Exercise requirements
Recast every line of the data below as a numbered list, skipping blank lines and leaving out the pictures.

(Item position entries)
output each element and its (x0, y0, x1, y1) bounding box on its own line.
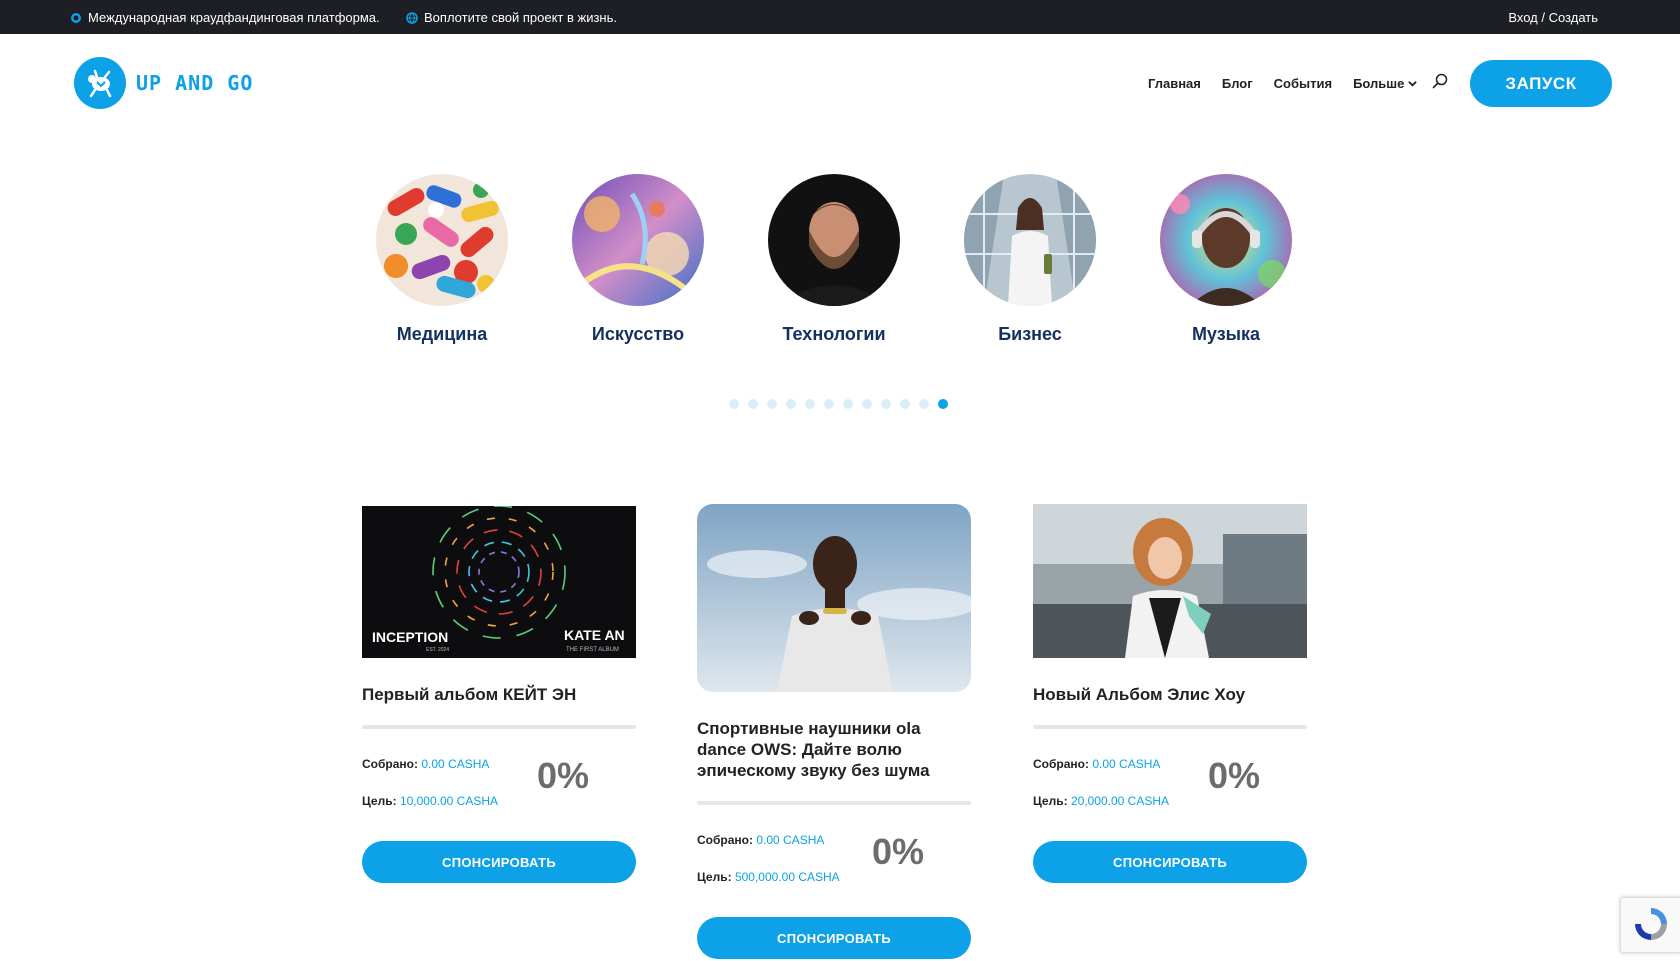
goal-label: Цель: (697, 870, 732, 884)
carousel-dot[interactable] (919, 399, 929, 409)
sponsor-button[interactable]: СПОНСИРОВАТЬ (362, 841, 636, 883)
raised-label: Собрано: (697, 833, 753, 847)
category-image-painting (572, 174, 704, 306)
carousel-dot[interactable] (729, 399, 739, 409)
goal-row: Цель: 10,000.00 CASHA (362, 794, 498, 808)
carousel-dot[interactable] (900, 399, 910, 409)
category-label: Медицина (396, 324, 488, 344)
carousel-dot[interactable] (862, 399, 872, 409)
nav-item-events[interactable]: События (1274, 76, 1332, 91)
raised-row: Собрано: 0.00 CASHA (697, 833, 824, 847)
nav-more-label: Больше (1353, 76, 1405, 91)
cover-text-kate-an: KATE AN (564, 627, 625, 643)
goal-row: Цель: 20,000.00 CASHA (1033, 794, 1169, 808)
progress-bar (1033, 725, 1307, 729)
turtle-icon (71, 12, 81, 23)
raised-row: Собрано: 0.00 CASHA (362, 757, 489, 771)
carousel-dot[interactable] (881, 399, 891, 409)
sponsor-button[interactable]: СПОНСИРОВАТЬ (697, 917, 971, 959)
progress-bar (362, 725, 636, 729)
funded-percent: 0% (1208, 755, 1261, 796)
nav-item-blog[interactable]: Блог (1222, 76, 1253, 91)
category-label: Бизнес (998, 324, 1062, 344)
cover-text-inception: INCEPTION (372, 629, 448, 645)
chevron-down-icon (1408, 81, 1418, 87)
project-stats: Собрано: 0.00 CASHA Цель: 10,000.00 CASH… (362, 753, 636, 819)
cover-subtext-left: EST. 2024 (426, 647, 449, 653)
globe-icon (406, 11, 418, 24)
sponsor-button[interactable]: СПОНСИРОВАТЬ (1033, 841, 1307, 883)
project-title[interactable]: Новый Альбом Элис Хоу (1033, 684, 1307, 705)
category-technology[interactable]: Технологии (768, 174, 900, 345)
project-title[interactable]: Спортивные наушники ola dance OWS: Дайте… (697, 718, 971, 781)
project-stats: Собрано: 0.00 CASHA Цель: 20,000.00 CASH… (1033, 753, 1307, 819)
site-logo[interactable]: UP AND GO (74, 57, 253, 109)
goal-value: 500,000.00 CASHA (734, 870, 840, 884)
nav-item-home[interactable]: Главная (1148, 76, 1201, 91)
cover-subtext-right: THE FIRST ALBUM (566, 647, 619, 653)
category-carousel: Медицина Искусство Технологии Бизнес Муз… (376, 174, 1292, 345)
goal-value: 10,000.00 CASHA (399, 794, 498, 808)
category-label: Музыка (1191, 324, 1261, 344)
nav-item-more[interactable]: Больше (1353, 76, 1418, 91)
carousel-pagination (729, 399, 948, 409)
carousel-dot[interactable] (824, 399, 834, 409)
carousel-dot[interactable] (767, 399, 777, 409)
raised-value: 0.00 CASHA (1092, 757, 1161, 771)
raised-value: 0.00 CASHA (756, 833, 825, 847)
raised-label: Собрано: (362, 757, 418, 771)
project-card: Новый Альбом Элис Хоу Собрано: 0.00 CASH… (1033, 504, 1307, 883)
tagline-item: Международная краудфандинговая платформа… (70, 10, 380, 25)
category-image-headphones (1160, 174, 1292, 306)
project-card: INCEPTION EST. 2024 KATE AN THE FIRST AL… (362, 506, 636, 883)
category-business[interactable]: Бизнес (964, 174, 1096, 345)
carousel-dot[interactable] (843, 399, 853, 409)
raised-row: Собрано: 0.00 CASHA (1033, 757, 1160, 771)
raised-label: Собрано: (1033, 757, 1089, 771)
recaptcha-badge[interactable] (1620, 897, 1680, 953)
category-label: Искусство (591, 324, 685, 344)
carousel-dot[interactable] (748, 399, 758, 409)
turtle-logo-icon (74, 57, 126, 109)
launch-button[interactable]: ЗАПУСК (1470, 60, 1612, 107)
carousel-dot[interactable] (805, 399, 815, 409)
goal-label: Цель: (1033, 794, 1068, 808)
search-icon[interactable] (1432, 73, 1448, 89)
project-cover-image[interactable] (697, 504, 971, 692)
recaptcha-icon (1635, 908, 1667, 940)
progress-bar (697, 801, 971, 805)
top-bar: Международная краудфандинговая платформа… (0, 0, 1680, 34)
category-music[interactable]: Музыка (1160, 174, 1292, 345)
project-cover-image[interactable]: INCEPTION EST. 2024 KATE AN THE FIRST AL… (362, 506, 636, 658)
category-image-pills (376, 174, 508, 306)
project-title[interactable]: Первый альбом КЕЙТ ЭН (362, 684, 636, 705)
logo-text: UP AND GO (136, 71, 254, 95)
goal-row: Цель: 500,000.00 CASHA (697, 870, 840, 884)
category-art[interactable]: Искусство (572, 174, 704, 345)
login-register-link[interactable]: Вход / Создать (1508, 10, 1598, 25)
project-cover-image[interactable] (1033, 504, 1307, 658)
slogan-item: Воплотите свой проект в жизнь. (406, 10, 617, 25)
slogan-text: Воплотите свой проект в жизнь. (424, 10, 617, 25)
funded-percent: 0% (872, 831, 925, 872)
goal-label: Цель: (362, 794, 397, 808)
project-stats: Собрано: 0.00 CASHA Цель: 500,000.00 CAS… (697, 829, 971, 895)
category-label: Технологии (782, 324, 886, 344)
category-medicine[interactable]: Медицина (376, 174, 508, 345)
category-image-businesswoman (964, 174, 1096, 306)
project-card: Спортивные наушники ola dance OWS: Дайте… (697, 504, 971, 959)
carousel-dot[interactable] (786, 399, 796, 409)
category-image-man (768, 174, 900, 306)
carousel-dot[interactable] (938, 399, 948, 409)
goal-value: 20,000.00 CASHA (1070, 794, 1169, 808)
raised-value: 0.00 CASHA (421, 757, 490, 771)
main-nav: Главная Блог События Больше (1148, 76, 1418, 91)
funded-percent: 0% (537, 755, 590, 796)
tagline-text: Международная краудфандинговая платформа… (88, 10, 380, 25)
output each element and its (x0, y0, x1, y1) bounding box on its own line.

Written response
1. output each element and its (x0, y0, x1, y1) bounding box on its own line.
2. goal-label: Цель: (697, 870, 732, 884)
3. carousel-dot[interactable] (919, 399, 929, 409)
4. sponsor-button[interactable]: СПОНСИРОВАТЬ (362, 841, 636, 883)
5. raised-label: Собрано: (697, 833, 753, 847)
6. category-image-painting (572, 174, 704, 306)
7. carousel-dot[interactable] (729, 399, 739, 409)
8. goal-row: Цель: 10,000.00 CASHA (362, 794, 498, 808)
9. carousel-dot[interactable] (900, 399, 910, 409)
10. category-label: Медицина (396, 324, 488, 344)
11. carousel-dot[interactable] (862, 399, 872, 409)
12. nav-item-events[interactable]: События (1274, 76, 1332, 91)
13. raised-row: Собрано: 0.00 CASHA (697, 833, 824, 847)
14. nav-more-label: Больше (1353, 76, 1405, 91)
15. cover-text-kate-an: KATE AN (564, 627, 625, 643)
16. goal-row: Цель: 20,000.00 CASHA (1033, 794, 1169, 808)
17. progress-bar (1033, 725, 1307, 729)
18. turtle-icon (71, 12, 81, 23)
19. raised-row: Собрано: 0.00 CASHA (362, 757, 489, 771)
20. carousel-dot[interactable] (881, 399, 891, 409)
21. sponsor-button[interactable]: СПОНСИРОВАТЬ (697, 917, 971, 959)
22. progress-bar (362, 725, 636, 729)
23. funded-percent: 0% (1208, 755, 1261, 796)
24. nav-item-blog[interactable]: Блог (1222, 76, 1253, 91)
25. category-label: Бизнес (998, 324, 1062, 344)
26. cover-text-inception: INCEPTION (372, 629, 448, 645)
27. chevron-down-icon (1408, 81, 1418, 87)
28. project-stats: Собрано: 0.00 CASHA Цель: 10,000.00 CASH… (362, 753, 636, 819)
29. cover-subtext-left: EST. 2024 (426, 647, 449, 653)
30. globe-icon (406, 11, 418, 24)
31. sponsor-button[interactable]: СПОНСИРОВАТЬ (1033, 841, 1307, 883)
32. project-title[interactable]: Новый Альбом Элис Хоу (1033, 684, 1307, 705)
33. category-technology[interactable]: Технологии (768, 174, 900, 345)
34. project-title[interactable]: Спортивные наушники ola dance OWS: Дайте… (697, 718, 971, 781)
35. project-stats: Собрано: 0.00 CASHA Цель: 20,000.00 CASH… (1033, 753, 1307, 819)
36. site-logo[interactable]: UP AND GO (74, 57, 253, 109)
37. goal-value: 500,000.00 CASHA (734, 870, 840, 884)
38. nav-item-home[interactable]: Главная (1148, 76, 1201, 91)
39. cover-subtext-right: THE FIRST ALBUM (566, 647, 619, 653)
40. category-carousel: Медицина Искусство Технологии Бизнес Муз… (376, 174, 1292, 345)
41. goal-value: 10,000.00 CASHA (399, 794, 498, 808)
42. category-label: Музыка (1191, 324, 1261, 344)
43. nav-item-more[interactable]: Больше (1353, 76, 1418, 91)
44. carousel-pagination (729, 399, 948, 409)
45. carousel-dot[interactable] (824, 399, 834, 409)
46. carousel-dot[interactable] (767, 399, 777, 409)
47. raised-value: 0.00 CASHA (1092, 757, 1161, 771)
48. raised-value: 0.00 CASHA (756, 833, 825, 847)
49. raised-label: Собрано: (362, 757, 418, 771)
50. project-card: Новый Альбом Элис Хоу Собрано: 0.00 CASH… (1033, 504, 1307, 883)
51. tagline-item: Международная краудфандинговая платформа… (70, 10, 380, 25)
52. category-image-headphones (1160, 174, 1292, 306)
53. project-card: INCEPTION EST. 2024 KATE AN THE FIRST AL… (362, 506, 636, 883)
54. category-business[interactable]: Бизнес (964, 174, 1096, 345)
55. carousel-dot[interactable] (843, 399, 853, 409)
56. raised-row: Собрано: 0.00 CASHA (1033, 757, 1160, 771)
57. raised-label: Собрано: (1033, 757, 1089, 771)
58. recaptcha-badge[interactable] (1620, 897, 1680, 953)
59. category-label: Искусство (591, 324, 685, 344)
60. carousel-dot[interactable] (748, 399, 758, 409)
61. turtle-logo-icon (74, 57, 126, 109)
62. launch-button[interactable]: ЗАПУСК (1470, 60, 1612, 107)
63. carousel-dot[interactable] (805, 399, 815, 409)
64. goal-label: Цель: (1033, 794, 1068, 808)
65. search-icon[interactable] (1432, 73, 1448, 89)
66. project-cover-image[interactable] (697, 504, 971, 692)
67. recaptcha-icon (1635, 908, 1667, 940)
68. progress-bar (697, 801, 971, 805)
69. top-bar: Международная краудфандинговая платформа… (0, 0, 1680, 34)
70. category-music[interactable]: Музыка (1160, 174, 1292, 345)
71. project-cover-image[interactable]: INCEPTION EST. 2024 KATE AN THE FIRST AL… (362, 506, 636, 658)
72. category-image-pills (376, 174, 508, 306)
73. project-title[interactable]: Первый альбом КЕЙТ ЭН (362, 684, 636, 705)
74. logo-text: UP AND GO (136, 71, 254, 95)
75. goal-row: Цель: 500,000.00 CASHA (697, 870, 840, 884)
76. category-art[interactable]: Искусство (572, 174, 704, 345)
77. login-register-link[interactable]: Вход / Создать (1508, 10, 1598, 25)
78. project-cover-image[interactable] (1033, 504, 1307, 658)
79. slogan-item: Воплотите свой проект в жизнь. (406, 10, 617, 25)
80. slogan-text: Воплотите свой проект в жизнь. (424, 10, 617, 25)
81. funded-percent: 0% (872, 831, 925, 872)
82. goal-label: Цель: (362, 794, 397, 808)
83. project-stats: Собрано: 0.00 CASHA Цель: 500,000.00 CAS… (697, 829, 971, 895)
84. category-label: Технологии (782, 324, 886, 344)
85. category-medicine[interactable]: Медицина (376, 174, 508, 345)
86. category-image-businesswoman (964, 174, 1096, 306)
87. project-card: Спортивные наушники ola dance OWS: Дайте… (697, 504, 971, 959)
88. carousel-dot[interactable] (786, 399, 796, 409)
89. category-image-man (768, 174, 900, 306)
90. carousel-dot[interactable] (938, 399, 948, 409)
91. goal-value: 20,000.00 CASHA (1070, 794, 1169, 808)
92. raised-value: 0.00 CASHA (421, 757, 490, 771)
93. main-nav: Главная Блог События Больше (1148, 76, 1418, 91)
94. funded-percent: 0% (537, 755, 590, 796)
95. tagline-text: Международная краудфандинговая платформа… (88, 10, 380, 25)
96. output each element and its (x0, y0, x1, y1) bounding box on its own line.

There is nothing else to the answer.